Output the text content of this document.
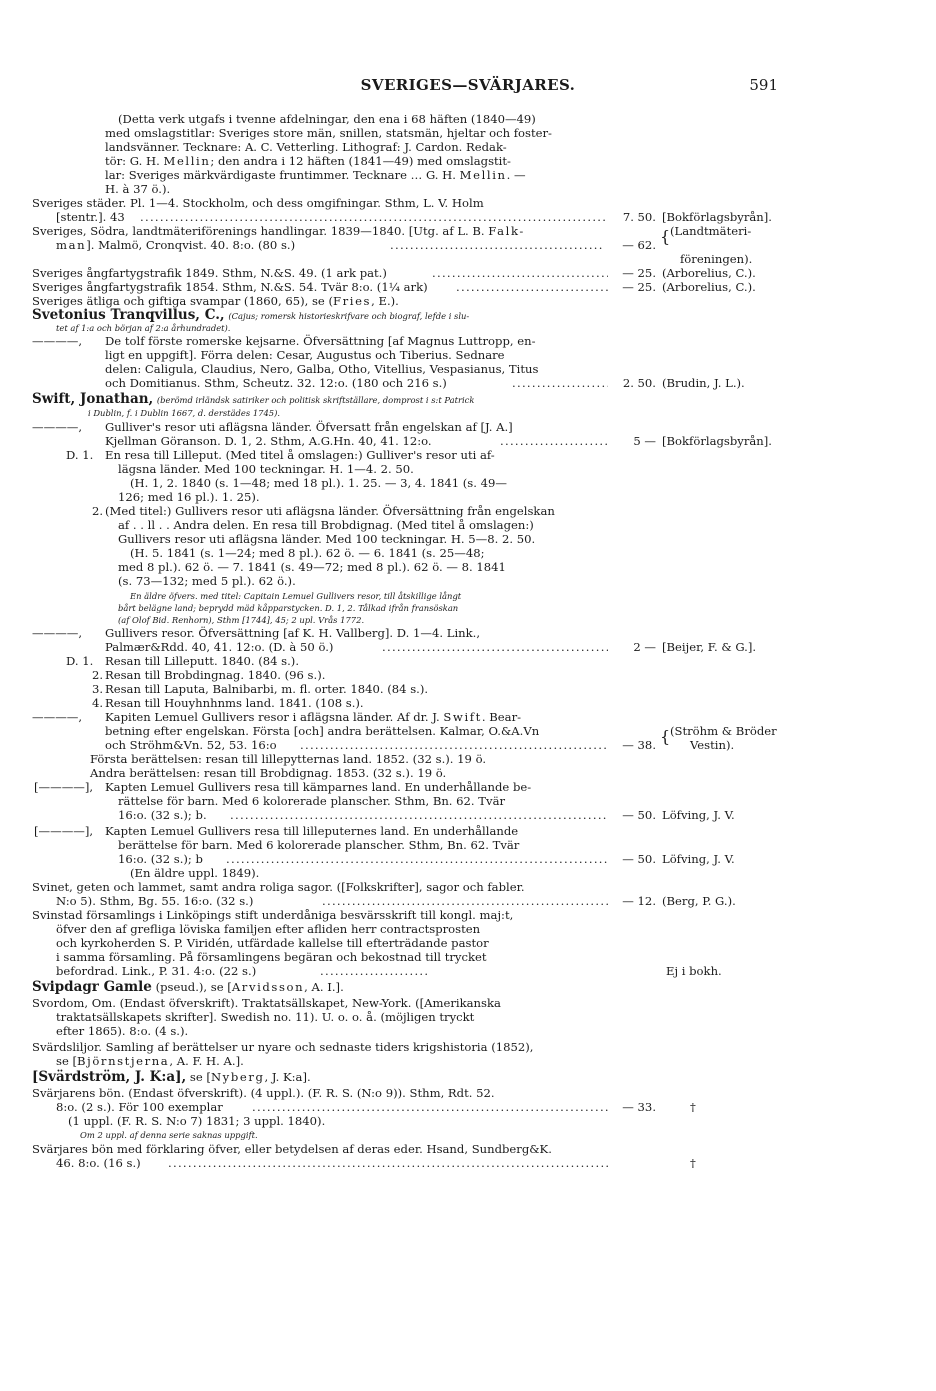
SVERIGES—SVÄRJARES.	591
(Detta verk utgafs i tvenne afdelningar, den ena i 68 häften (1840—49)
med omslagstitlar: Sveriges store män, snillen, statsmän, hjeltar och foster-
landsvänner. Tecknare: A. C. Vetterling. Lithograf: J. Cardon. Redak-
tör: G. H. Mellin; den andra i 12 häften (1841—49) med omslagstit-
lar: Sveriges märkvärdigaste fruntimmer. Tecknare … G. H. Mellin. —
H. à 37 ö.).
Sveriges städer. Pl. 1—4. Stockholm, och dess omgifningar. Sthm, L. V. Holm
[stentr.]. 43 . . .	7. 50. [Bokförlagsbyrån].
Sveriges, Södra, landtmäteriförenings handlingar. 1839—1840. [Utg. af L. B. Falk-	{ (Landtmäteri-
man]. Malmö, Cronqvist. 40. 8:o. (80 s.) . . .	— 62.
föreningen).
Sveriges ångfartygstrafik 1849. Sthm, N.&S. 49. (1 ark pat.) . . .	— 25. (Arborelius, C.).
Sveriges ångfartygstrafik 1854. Sthm, N.&S. 54. Tvär 8:o. (1¼ ark) . . .	— 25. (Arborelius, C.).
Sveriges ätliga och giftiga svampar (1860, 65), se (Fries, E.).
Svetonius Tranqvillus, C., (Cajus; romersk historieskrifvare och biograf, lefde i slu-
tet af 1:a och början af 2:a århundradet).
————, De tolf förste romerske kejsarne. Öfversättning [af Magnus Luttropp, en-
ligt en uppgift]. Förra delen: Cesar, Augustus och Tiberius. Sednare
delen: Caligula, Claudius, Nero, Galba, Otho, Vitellius, Vespasianus, Titus
och Domitianus. Sthm, Scheutz. 32. 12:o. (180 och 216 s.) . . .	2. 50. (Brudin, J. L.).
Swift, Jonathan, (berömd irländsk satiriker och politisk skriftställare, domprost i s:t Patrick
i Dublin, f. i Dublin 1667, d. derstädes 1745).
————, Gulliver's resor uti aflägsna länder. Öfversatt från engelskan af [J. A.]
Kjellman Göranson. D. 1, 2. Sthm, A.G.Hn. 40, 41. 12:o. . . .	5 — [Bokförlagsbyrån].
D. 1. En resa till Lilleput. (Med titel å omslagen:) Gulliver's resor uti af-
lägsna länder. Med 100 teckningar. H. 1—4. 2. 50.
(H. 1, 2. 1840 (s. 1—48; med 18 pl.). 1. 25. — 3, 4. 1841 (s. 49—
126; med 16 pl.). 1. 25).
2. (Med titel:) Gullivers resor uti aflägsna länder. Öfversättning från engelskan
af . . ll . . Andra delen. En resa till Brobdignag. (Med titel å omslagen:)
Gullivers resor uti aflägsna länder. Med 100 teckningar. H. 5—8. 2. 50.
(H. 5. 1841 (s. 1—24; med 8 pl.). 62 ö. — 6. 1841 (s. 25—48;
med 8 pl.). 62 ö. — 7. 1841 (s. 49—72; med 8 pl.). 62 ö. — 8. 1841
(s. 73—132; med 5 pl.). 62 ö.).
En äldre öfvers. med titel: Capitain Lemuel Gullivers resor, till åtskillige långt
bårt belägne land; beprydd mäd kåpparstycken. D. 1, 2. Tålkad ifrån fransöskan
(af Olof Bid. Renhorn), Sthm [1744], 45; 2 upl. Vrås 1772.
————, Gullivers resor. Öfversättning [af K. H. Vallberg]. D. 1—4. Link.,
Palmær&Rdd. 40, 41. 12:o. (D. à 50 ö.) . . .	2 — [Beijer, F. & G.].
D. 1. Resan till Lilleputt. 1840. (84 s.).
2. Resan till Brobdingnag. 1840. (96 s.).
3. Resan till Laputa, Balnibarbi, m. fl. orter. 1840. (84 s.).
4. Resan till Houyhnhnms land. 1841. (108 s.).
————, Kapiten Lemuel Gullivers resor i aflägsna länder. Af dr. J. Swift. Bear-
betning efter engelskan. Första [och] andra berättelsen. Kalmar, O.&A.Vn	{ (Ströhm & Bröder
och Ströhm&Vn. 52, 53. 16:o . . .	— 38.	Vestin).
Första berättelsen: resan till lillepytternas land. 1852. (32 s.). 19 ö.
Andra berättelsen: resan till Brobdignag. 1853. (32 s.). 19 ö.
[————], Kapten Lemuel Gullivers resa till kämparnes land. En underhållande be-
rättelse för barn. Med 6 kolorerade planscher. Sthm, Bn. 62. Tvär
16:o. (32 s.); b. . . .	— 50. Löfving, J. V.
[————], Kapten Lemuel Gullivers resa till lilleputernes land. En underhållande
berättelse för barn. Med 6 kolorerade planscher. Sthm, Bn. 62. Tvär
16:o. (32 s.); b . . .	— 50. Löfving, J. V.
(En äldre uppl. 1849).
Svinet, geten och lammet, samt andra roliga sagor. ([Folkskrifter], sagor och fabler.
N:o 5). Sthm, Bg. 55. 16:o. (32 s.) . . .	— 12. (Berg, P. G.).
Svinstad församlings i Linköpings stift underdåniga besvärsskrift till kongl. maj:t,
öfver den af grefliga löviska familjen efter afliden herr contractsprosten
och kyrkoherden S. P. Viridén, utfärdade kallelse till efterträdande pastor
i samma församling. På församlingens begäran och bekostnad till trycket
befordrad. Link., P. 31. 4:o. (22 s.) . . .	Ej i bokh.
Svipdagr Gamle (pseud.), se [Arvidsson, A. I.].
Svordom, Om. (Endast öfverskrift). Traktatsällskapet, New-York. ([Amerikanska
traktatsällskapets skrifter]. Swedish no. 11). U. o. o. å. (möjligen tryckt
efter 1865). 8:o. (4 s.).
Svärdsliljor. Samling af berättelser ur nyare och sednaste tiders krigshistoria (1852),
se [Björnstjerna, A. F. H. A.].
[Svärdström, J. K:a], se [Nyberg, J. K:a].
Svärjarens bön. (Endast öfverskrift). (4 uppl.). (F. R. S. (N:o 9)). Sthm, Rdt. 52.
8:o. (2 s.). För 100 exemplar . . .	— 33.	†
(1 uppl. (F. R. S. N:o 7) 1831; 3 uppl. 1840).
Om 2 uppl. af denna serie saknas uppgift.
Svärjares bön med förklaring öfver, eller betydelsen af deras eder. Hsand, Sundberg&K.
46. 8:o. (16 s.) . . .	†
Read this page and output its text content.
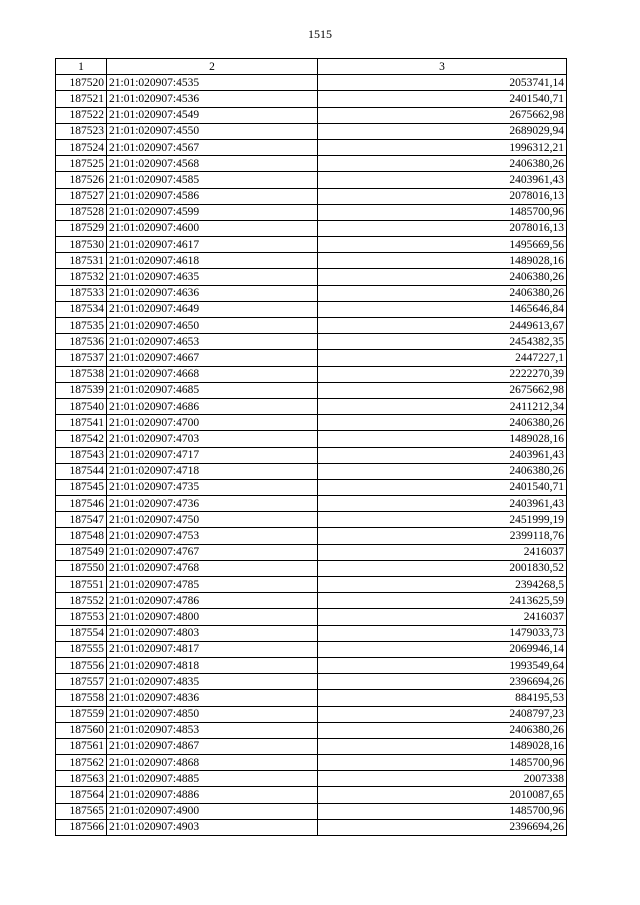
1515
1	2	3
187520	21:01:020907:4535	2053741,14
187521	21:01:020907:4536	2401540,71
187522	21:01:020907:4549	2675662,98
187523	21:01:020907:4550	2689029,94
187524	21:01:020907:4567	1996312,21
187525	21:01:020907:4568	2406380,26
187526	21:01:020907:4585	2403961,43
187527	21:01:020907:4586	2078016,13
187528	21:01:020907:4599	1485700,96
187529	21:01:020907:4600	2078016,13
187530	21:01:020907:4617	1495669,56
187531	21:01:020907:4618	1489028,16
187532	21:01:020907:4635	2406380,26
187533	21:01:020907:4636	2406380,26
187534	21:01:020907:4649	1465646,84
187535	21:01:020907:4650	2449613,67
187536	21:01:020907:4653	2454382,35
187537	21:01:020907:4667	2447227,1
187538	21:01:020907:4668	2222270,39
187539	21:01:020907:4685	2675662,98
187540	21:01:020907:4686	2411212,34
187541	21:01:020907:4700	2406380,26
187542	21:01:020907:4703	1489028,16
187543	21:01:020907:4717	2403961,43
187544	21:01:020907:4718	2406380,26
187545	21:01:020907:4735	2401540,71
187546	21:01:020907:4736	2403961,43
187547	21:01:020907:4750	2451999,19
187548	21:01:020907:4753	2399118,76
187549	21:01:020907:4767	2416037
187550	21:01:020907:4768	2001830,52
187551	21:01:020907:4785	2394268,5
187552	21:01:020907:4786	2413625,59
187553	21:01:020907:4800	2416037
187554	21:01:020907:4803	1479033,73
187555	21:01:020907:4817	2069946,14
187556	21:01:020907:4818	1993549,64
187557	21:01:020907:4835	2396694,26
187558	21:01:020907:4836	884195,53
187559	21:01:020907:4850	2408797,23
187560	21:01:020907:4853	2406380,26
187561	21:01:020907:4867	1489028,16
187562	21:01:020907:4868	1485700,96
187563	21:01:020907:4885	2007338
187564	21:01:020907:4886	2010087,65
187565	21:01:020907:4900	1485700,96
187566	21:01:020907:4903	2396694,26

▶ **Task directions**: Take the line that contains "Read this page and output its text content." and every line after it to the end of the records above; quote them exactly, leaving out the pictures.

▶ **Problem solution**:
Read this page and output its text content.
1515
1	2	3
187520	21:01:020907:4535	2053741,14
187521	21:01:020907:4536	2401540,71
187522	21:01:020907:4549	2675662,98
187523	21:01:020907:4550	2689029,94
187524	21:01:020907:4567	1996312,21
187525	21:01:020907:4568	2406380,26
187526	21:01:020907:4585	2403961,43
187527	21:01:020907:4586	2078016,13
187528	21:01:020907:4599	1485700,96
187529	21:01:020907:4600	2078016,13
187530	21:01:020907:4617	1495669,56
187531	21:01:020907:4618	1489028,16
187532	21:01:020907:4635	2406380,26
187533	21:01:020907:4636	2406380,26
187534	21:01:020907:4649	1465646,84
187535	21:01:020907:4650	2449613,67
187536	21:01:020907:4653	2454382,35
187537	21:01:020907:4667	2447227,1
187538	21:01:020907:4668	2222270,39
187539	21:01:020907:4685	2675662,98
187540	21:01:020907:4686	2411212,34
187541	21:01:020907:4700	2406380,26
187542	21:01:020907:4703	1489028,16
187543	21:01:020907:4717	2403961,43
187544	21:01:020907:4718	2406380,26
187545	21:01:020907:4735	2401540,71
187546	21:01:020907:4736	2403961,43
187547	21:01:020907:4750	2451999,19
187548	21:01:020907:4753	2399118,76
187549	21:01:020907:4767	2416037
187550	21:01:020907:4768	2001830,52
187551	21:01:020907:4785	2394268,5
187552	21:01:020907:4786	2413625,59
187553	21:01:020907:4800	2416037
187554	21:01:020907:4803	1479033,73
187555	21:01:020907:4817	2069946,14
187556	21:01:020907:4818	1993549,64
187557	21:01:020907:4835	2396694,26
187558	21:01:020907:4836	884195,53
187559	21:01:020907:4850	2408797,23
187560	21:01:020907:4853	2406380,26
187561	21:01:020907:4867	1489028,16
187562	21:01:020907:4868	1485700,96
187563	21:01:020907:4885	2007338
187564	21:01:020907:4886	2010087,65
187565	21:01:020907:4900	1485700,96
187566	21:01:020907:4903	2396694,26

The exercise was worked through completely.